PROBLEM TO WORK ON:
Word for word, give the material below again, minus any images.

━━ GIVEN INFORMATION

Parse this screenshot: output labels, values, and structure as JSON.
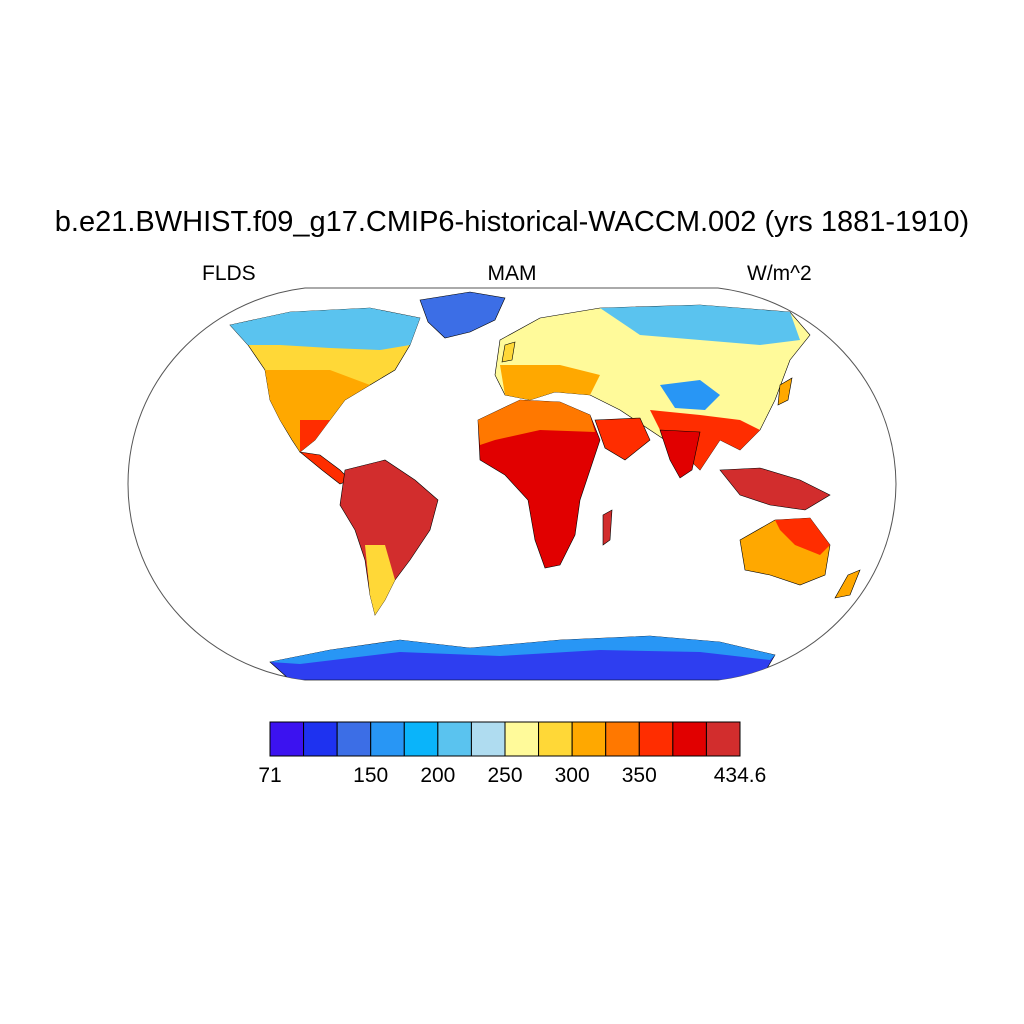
{
  "header": {
    "title": "b.e21.BWHIST.f09_g17.CMIP6-historical-WACCM.002 (yrs 1881-1910)",
    "left_label": "FLDS",
    "center_label": "MAM",
    "right_label": "W/m^2"
  },
  "colorbar": {
    "colors": [
      "#3c12f0",
      "#1e32f0",
      "#3c6ee6",
      "#2896f5",
      "#0ab4fa",
      "#5ac3ef",
      "#afdcf0",
      "#fffa9a",
      "#ffd837",
      "#ffa800",
      "#ff7800",
      "#ff2d00",
      "#e10000",
      "#d22d2d"
    ],
    "boundaries": [
      71,
      100,
      125,
      150,
      175,
      200,
      225,
      250,
      275,
      300,
      325,
      350,
      375,
      400,
      434.6
    ],
    "tick_labels": [
      {
        "value": 71,
        "label": "71"
      },
      {
        "value": 150,
        "label": "150"
      },
      {
        "value": 200,
        "label": "200"
      },
      {
        "value": 250,
        "label": "250"
      },
      {
        "value": 300,
        "label": "300"
      },
      {
        "value": 350,
        "label": "350"
      },
      {
        "value": 434.6,
        "label": "434.6"
      }
    ]
  },
  "map": {
    "projection": "robinson",
    "variable": "FLDS",
    "season": "MAM",
    "units": "W/m^2",
    "min_value": 71,
    "max_value": 434.6
  }
}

━━━━

RESULT:
Parse this screenshot: output labels, values, and structure as JSON.
{
  "header": {
    "title": "b.e21.BWHIST.f09_g17.CMIP6-historical-WACCM.002 (yrs 1881-1910)",
    "left_label": "FLDS",
    "center_label": "MAM",
    "right_label": "W/m^2"
  },
  "colorbar": {
    "colors": [
      "#3c12f0",
      "#1e32f0",
      "#3c6ee6",
      "#2896f5",
      "#0ab4fa",
      "#5ac3ef",
      "#afdcf0",
      "#fffa9a",
      "#ffd837",
      "#ffa800",
      "#ff7800",
      "#ff2d00",
      "#e10000",
      "#d22d2d"
    ],
    "boundaries": [
      71,
      100,
      125,
      150,
      175,
      200,
      225,
      250,
      275,
      300,
      325,
      350,
      375,
      400,
      434.6
    ],
    "tick_labels": [
      {
        "value": 71,
        "label": "71"
      },
      {
        "value": 150,
        "label": "150"
      },
      {
        "value": 200,
        "label": "200"
      },
      {
        "value": 250,
        "label": "250"
      },
      {
        "value": 300,
        "label": "300"
      },
      {
        "value": 350,
        "label": "350"
      },
      {
        "value": 434.6,
        "label": "434.6"
      }
    ]
  },
  "map": {
    "projection": "robinson",
    "variable": "FLDS",
    "season": "MAM",
    "units": "W/m^2",
    "min_value": 71,
    "max_value": 434.6
  }
}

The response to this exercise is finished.